§ **TASK DESCRIPTION**
Can you echo back everything from the start of the records down to the line containing "- icon: group", including both ends, character for character?
::::::::
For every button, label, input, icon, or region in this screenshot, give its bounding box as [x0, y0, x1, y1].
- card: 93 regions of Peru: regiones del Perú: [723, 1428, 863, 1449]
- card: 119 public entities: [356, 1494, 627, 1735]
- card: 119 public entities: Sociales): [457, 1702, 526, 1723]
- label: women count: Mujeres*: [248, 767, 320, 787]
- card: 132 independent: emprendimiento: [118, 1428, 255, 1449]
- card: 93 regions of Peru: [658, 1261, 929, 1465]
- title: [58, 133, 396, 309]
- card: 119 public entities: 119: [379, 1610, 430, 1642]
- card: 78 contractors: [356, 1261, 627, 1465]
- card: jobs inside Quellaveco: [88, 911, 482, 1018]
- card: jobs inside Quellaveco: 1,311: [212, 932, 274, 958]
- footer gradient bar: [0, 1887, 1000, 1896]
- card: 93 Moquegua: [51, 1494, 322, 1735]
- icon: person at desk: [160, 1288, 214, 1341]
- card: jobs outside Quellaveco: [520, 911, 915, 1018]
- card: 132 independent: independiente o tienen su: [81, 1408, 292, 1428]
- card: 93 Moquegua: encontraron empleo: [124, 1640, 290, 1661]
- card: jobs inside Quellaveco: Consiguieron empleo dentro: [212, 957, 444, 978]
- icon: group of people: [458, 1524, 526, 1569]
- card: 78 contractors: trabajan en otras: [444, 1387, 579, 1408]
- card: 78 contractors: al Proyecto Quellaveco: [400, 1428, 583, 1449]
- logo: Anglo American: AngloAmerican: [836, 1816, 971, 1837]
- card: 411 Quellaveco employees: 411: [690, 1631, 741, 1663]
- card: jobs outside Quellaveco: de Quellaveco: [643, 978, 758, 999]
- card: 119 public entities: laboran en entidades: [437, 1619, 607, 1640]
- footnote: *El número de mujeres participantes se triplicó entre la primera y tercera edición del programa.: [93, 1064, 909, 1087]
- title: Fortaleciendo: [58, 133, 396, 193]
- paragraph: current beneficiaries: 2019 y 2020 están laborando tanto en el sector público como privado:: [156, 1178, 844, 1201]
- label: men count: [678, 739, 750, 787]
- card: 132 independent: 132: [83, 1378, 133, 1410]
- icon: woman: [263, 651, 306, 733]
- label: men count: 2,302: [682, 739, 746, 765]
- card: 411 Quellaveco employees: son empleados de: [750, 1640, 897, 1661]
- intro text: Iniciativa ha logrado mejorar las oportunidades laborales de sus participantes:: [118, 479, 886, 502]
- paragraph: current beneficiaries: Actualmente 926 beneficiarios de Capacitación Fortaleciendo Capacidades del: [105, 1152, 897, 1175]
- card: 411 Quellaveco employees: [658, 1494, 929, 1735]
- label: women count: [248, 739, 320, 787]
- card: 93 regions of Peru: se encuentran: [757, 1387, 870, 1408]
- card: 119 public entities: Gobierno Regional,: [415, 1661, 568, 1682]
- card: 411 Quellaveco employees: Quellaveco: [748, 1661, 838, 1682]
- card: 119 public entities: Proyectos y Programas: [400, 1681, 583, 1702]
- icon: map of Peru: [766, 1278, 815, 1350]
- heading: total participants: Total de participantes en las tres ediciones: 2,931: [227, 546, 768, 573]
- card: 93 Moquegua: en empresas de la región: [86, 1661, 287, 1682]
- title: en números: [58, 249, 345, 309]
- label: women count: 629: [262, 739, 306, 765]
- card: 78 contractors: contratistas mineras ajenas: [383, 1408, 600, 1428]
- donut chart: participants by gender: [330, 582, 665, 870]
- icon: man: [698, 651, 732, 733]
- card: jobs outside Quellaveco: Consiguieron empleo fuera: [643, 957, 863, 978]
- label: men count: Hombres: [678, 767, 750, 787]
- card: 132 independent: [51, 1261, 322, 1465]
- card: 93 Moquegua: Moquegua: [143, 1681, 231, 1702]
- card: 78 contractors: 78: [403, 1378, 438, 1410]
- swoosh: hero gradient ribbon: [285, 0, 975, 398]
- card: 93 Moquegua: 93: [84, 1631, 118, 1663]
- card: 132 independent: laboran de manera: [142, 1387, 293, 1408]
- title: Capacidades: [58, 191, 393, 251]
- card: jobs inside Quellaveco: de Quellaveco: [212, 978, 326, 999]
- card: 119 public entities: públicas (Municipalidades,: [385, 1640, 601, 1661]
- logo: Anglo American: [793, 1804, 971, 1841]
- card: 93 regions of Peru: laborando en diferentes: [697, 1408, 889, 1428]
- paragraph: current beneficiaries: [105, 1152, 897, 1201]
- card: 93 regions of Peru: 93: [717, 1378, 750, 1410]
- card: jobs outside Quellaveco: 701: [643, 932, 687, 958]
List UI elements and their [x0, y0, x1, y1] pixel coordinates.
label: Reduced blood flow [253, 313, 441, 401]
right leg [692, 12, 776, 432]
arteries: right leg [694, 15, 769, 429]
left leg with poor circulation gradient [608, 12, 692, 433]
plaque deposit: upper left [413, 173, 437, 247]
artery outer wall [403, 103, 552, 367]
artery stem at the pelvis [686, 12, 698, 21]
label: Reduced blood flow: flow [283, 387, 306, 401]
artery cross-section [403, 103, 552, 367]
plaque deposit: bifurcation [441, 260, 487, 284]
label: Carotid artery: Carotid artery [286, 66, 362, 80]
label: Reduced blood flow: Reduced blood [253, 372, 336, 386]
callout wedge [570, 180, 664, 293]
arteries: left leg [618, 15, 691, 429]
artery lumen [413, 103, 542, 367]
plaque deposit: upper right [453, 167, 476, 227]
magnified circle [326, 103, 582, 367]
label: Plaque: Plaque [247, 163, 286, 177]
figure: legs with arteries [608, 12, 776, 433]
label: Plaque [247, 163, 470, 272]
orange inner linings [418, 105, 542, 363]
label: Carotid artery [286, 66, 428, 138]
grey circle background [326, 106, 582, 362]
::::::::
§ **ANSWER BELOW**
For every button, label, input, icon, or region in this screenshot, give its bounding box as [x0, y0, x1, y1].
- card: 93 regions of Peru: regiones del Perú: [723, 1428, 863, 1449]
- card: 119 public entities: [356, 1494, 627, 1735]
- card: 119 public entities: Sociales): [457, 1702, 526, 1723]
- label: women count: Mujeres*: [248, 767, 320, 787]
- card: 132 independent: emprendimiento: [118, 1428, 255, 1449]
- card: 93 regions of Peru: [658, 1261, 929, 1465]
- title: [58, 133, 396, 309]
- card: 119 public entities: 119: [379, 1610, 430, 1642]
- card: 78 contractors: [356, 1261, 627, 1465]
- card: jobs inside Quellaveco: [88, 911, 482, 1018]
- card: jobs inside Quellaveco: 1,311: [212, 932, 274, 958]
- footer gradient bar: [0, 1887, 1000, 1896]
- card: 93 Moquegua: [51, 1494, 322, 1735]
- icon: person at desk: [160, 1288, 214, 1341]
- card: jobs outside Quellaveco: [520, 911, 915, 1018]
- card: 132 independent: independiente o tienen su: [81, 1408, 292, 1428]
- card: 93 Moquegua: encontraron empleo: [124, 1640, 290, 1661]
- card: jobs inside Quellaveco: Consiguieron empleo dentro: [212, 957, 444, 978]
- icon: group of people: [458, 1524, 526, 1569]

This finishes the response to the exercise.